▶ _Task_
The entries below need to be written out exactly, with no pictures included.

------------------------------

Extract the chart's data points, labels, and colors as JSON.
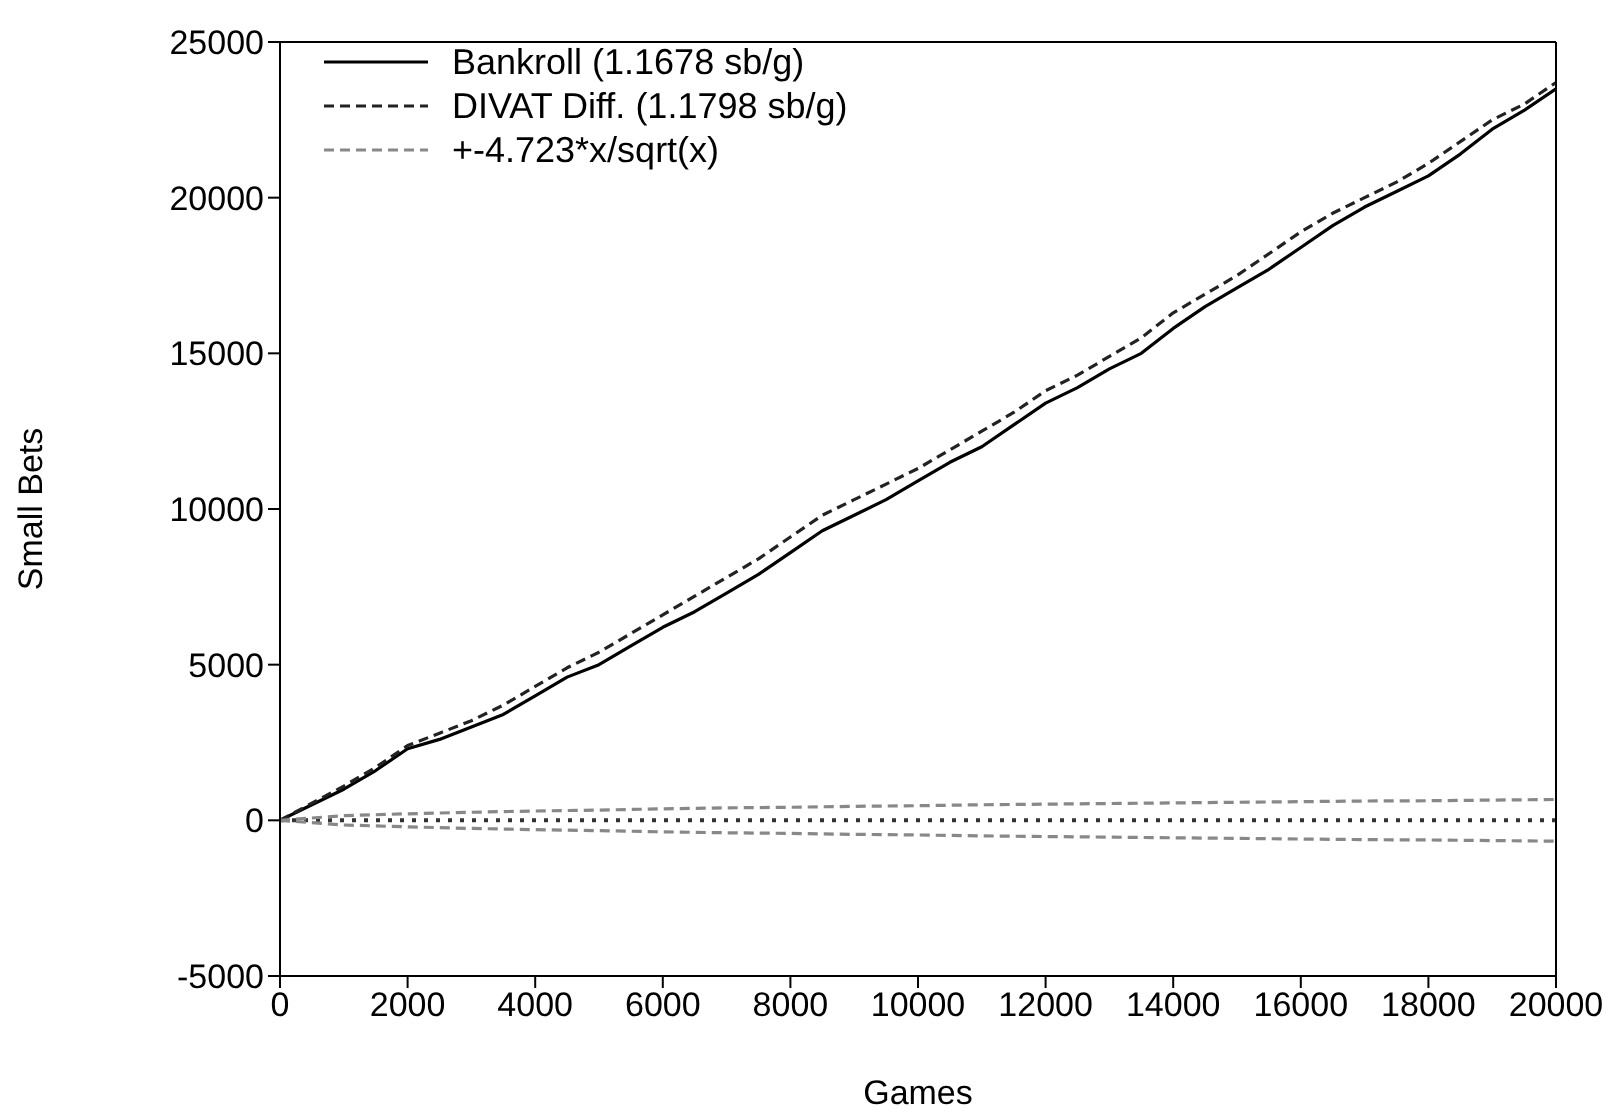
{
  "chart_data": {
    "type": "line",
    "xlabel": "Games",
    "ylabel": "Small Bets",
    "xlim": [
      0,
      20000
    ],
    "xticks": [
      0,
      2000,
      4000,
      6000,
      8000,
      10000,
      12000,
      14000,
      16000,
      18000,
      20000
    ],
    "ylim": [
      -5000,
      25000
    ],
    "yticks": [
      -5000,
      0,
      5000,
      10000,
      15000,
      20000,
      25000
    ],
    "legend": "top left",
    "ref_lines": [
      {
        "axis": "y",
        "value": 0,
        "color": "#333333",
        "line_style": "dotted"
      }
    ],
    "series": [
      {
        "name": "Bankroll (1.1678 sb/g)",
        "color": "#000000",
        "line_style": "solid",
        "x": [
          0,
          500,
          1000,
          1500,
          2000,
          2500,
          3000,
          3500,
          4000,
          4500,
          5000,
          5500,
          6000,
          6500,
          7000,
          7500,
          8000,
          8500,
          9000,
          9500,
          10000,
          10500,
          11000,
          11500,
          12000,
          12500,
          13000,
          13500,
          14000,
          14500,
          15000,
          15500,
          16000,
          16500,
          17000,
          17500,
          18000,
          18500,
          19000,
          19500,
          20000
        ],
        "values": [
          0,
          500,
          1000,
          1600,
          2300,
          2600,
          3000,
          3400,
          4000,
          4600,
          5000,
          5600,
          6200,
          6700,
          7300,
          7900,
          8600,
          9300,
          9800,
          10300,
          10900,
          11500,
          12000,
          12700,
          13400,
          13900,
          14500,
          15000,
          15800,
          16500,
          17100,
          17700,
          18400,
          19100,
          19700,
          20200,
          20700,
          21400,
          22200,
          22800,
          23500
        ]
      },
      {
        "name": "DIVAT Diff. (1.1798 sb/g)",
        "color": "#222222",
        "line_style": "dashed",
        "x": [
          0,
          500,
          1000,
          1500,
          2000,
          2500,
          3000,
          3500,
          4000,
          4500,
          5000,
          5500,
          6000,
          6500,
          7000,
          7500,
          8000,
          8500,
          9000,
          9500,
          10000,
          10500,
          11000,
          11500,
          12000,
          12500,
          13000,
          13500,
          14000,
          14500,
          15000,
          15500,
          16000,
          16500,
          17000,
          17500,
          18000,
          18500,
          19000,
          19500,
          20000
        ],
        "values": [
          0,
          550,
          1100,
          1700,
          2400,
          2800,
          3200,
          3700,
          4300,
          4900,
          5400,
          6000,
          6600,
          7200,
          7800,
          8400,
          9100,
          9800,
          10300,
          10800,
          11300,
          11900,
          12500,
          13100,
          13800,
          14300,
          14900,
          15500,
          16300,
          16900,
          17500,
          18200,
          18900,
          19500,
          20000,
          20500,
          21100,
          21800,
          22500,
          23000,
          23700
        ]
      },
      {
        "name": "+-4.723*x/sqrt(x)",
        "color": "#888888",
        "line_style": "dashed",
        "x": [
          0,
          1000,
          2000,
          3000,
          4000,
          5000,
          6000,
          7000,
          8000,
          9000,
          10000,
          11000,
          12000,
          13000,
          14000,
          15000,
          16000,
          17000,
          18000,
          19000,
          20000
        ],
        "values": [
          0,
          150,
          210,
          260,
          300,
          330,
          370,
          400,
          420,
          450,
          470,
          500,
          520,
          540,
          560,
          580,
          600,
          620,
          630,
          650,
          670
        ]
      },
      {
        "color": "#888888",
        "line_style": "dashed",
        "x": [
          0,
          1000,
          2000,
          3000,
          4000,
          5000,
          6000,
          7000,
          8000,
          9000,
          10000,
          11000,
          12000,
          13000,
          14000,
          15000,
          16000,
          17000,
          18000,
          19000,
          20000
        ],
        "values": [
          0,
          -150,
          -210,
          -260,
          -300,
          -330,
          -370,
          -400,
          -420,
          -450,
          -470,
          -500,
          -520,
          -540,
          -560,
          -580,
          -600,
          -620,
          -630,
          -650,
          -670
        ]
      }
    ]
  }
}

------------------------------

▶ _Exercise response_
Extract the chart's data points, labels, and colors as JSON.
{
  "chart_data": {
    "type": "line",
    "xlabel": "Games",
    "ylabel": "Small Bets",
    "xlim": [
      0,
      20000
    ],
    "xticks": [
      0,
      2000,
      4000,
      6000,
      8000,
      10000,
      12000,
      14000,
      16000,
      18000,
      20000
    ],
    "ylim": [
      -5000,
      25000
    ],
    "yticks": [
      -5000,
      0,
      5000,
      10000,
      15000,
      20000,
      25000
    ],
    "legend": "top left",
    "ref_lines": [
      {
        "axis": "y",
        "value": 0,
        "color": "#333333",
        "line_style": "dotted"
      }
    ],
    "series": [
      {
        "name": "Bankroll (1.1678 sb/g)",
        "color": "#000000",
        "line_style": "solid",
        "x": [
          0,
          500,
          1000,
          1500,
          2000,
          2500,
          3000,
          3500,
          4000,
          4500,
          5000,
          5500,
          6000,
          6500,
          7000,
          7500,
          8000,
          8500,
          9000,
          9500,
          10000,
          10500,
          11000,
          11500,
          12000,
          12500,
          13000,
          13500,
          14000,
          14500,
          15000,
          15500,
          16000,
          16500,
          17000,
          17500,
          18000,
          18500,
          19000,
          19500,
          20000
        ],
        "values": [
          0,
          500,
          1000,
          1600,
          2300,
          2600,
          3000,
          3400,
          4000,
          4600,
          5000,
          5600,
          6200,
          6700,
          7300,
          7900,
          8600,
          9300,
          9800,
          10300,
          10900,
          11500,
          12000,
          12700,
          13400,
          13900,
          14500,
          15000,
          15800,
          16500,
          17100,
          17700,
          18400,
          19100,
          19700,
          20200,
          20700,
          21400,
          22200,
          22800,
          23500
        ]
      },
      {
        "name": "DIVAT Diff. (1.1798 sb/g)",
        "color": "#222222",
        "line_style": "dashed",
        "x": [
          0,
          500,
          1000,
          1500,
          2000,
          2500,
          3000,
          3500,
          4000,
          4500,
          5000,
          5500,
          6000,
          6500,
          7000,
          7500,
          8000,
          8500,
          9000,
          9500,
          10000,
          10500,
          11000,
          11500,
          12000,
          12500,
          13000,
          13500,
          14000,
          14500,
          15000,
          15500,
          16000,
          16500,
          17000,
          17500,
          18000,
          18500,
          19000,
          19500,
          20000
        ],
        "values": [
          0,
          550,
          1100,
          1700,
          2400,
          2800,
          3200,
          3700,
          4300,
          4900,
          5400,
          6000,
          6600,
          7200,
          7800,
          8400,
          9100,
          9800,
          10300,
          10800,
          11300,
          11900,
          12500,
          13100,
          13800,
          14300,
          14900,
          15500,
          16300,
          16900,
          17500,
          18200,
          18900,
          19500,
          20000,
          20500,
          21100,
          21800,
          22500,
          23000,
          23700
        ]
      },
      {
        "name": "+-4.723*x/sqrt(x)",
        "color": "#888888",
        "line_style": "dashed",
        "x": [
          0,
          1000,
          2000,
          3000,
          4000,
          5000,
          6000,
          7000,
          8000,
          9000,
          10000,
          11000,
          12000,
          13000,
          14000,
          15000,
          16000,
          17000,
          18000,
          19000,
          20000
        ],
        "values": [
          0,
          150,
          210,
          260,
          300,
          330,
          370,
          400,
          420,
          450,
          470,
          500,
          520,
          540,
          560,
          580,
          600,
          620,
          630,
          650,
          670
        ]
      },
      {
        "color": "#888888",
        "line_style": "dashed",
        "x": [
          0,
          1000,
          2000,
          3000,
          4000,
          5000,
          6000,
          7000,
          8000,
          9000,
          10000,
          11000,
          12000,
          13000,
          14000,
          15000,
          16000,
          17000,
          18000,
          19000,
          20000
        ],
        "values": [
          0,
          -150,
          -210,
          -260,
          -300,
          -330,
          -370,
          -400,
          -420,
          -450,
          -470,
          -500,
          -520,
          -540,
          -560,
          -580,
          -600,
          -620,
          -630,
          -650,
          -670
        ]
      }
    ]
  }
}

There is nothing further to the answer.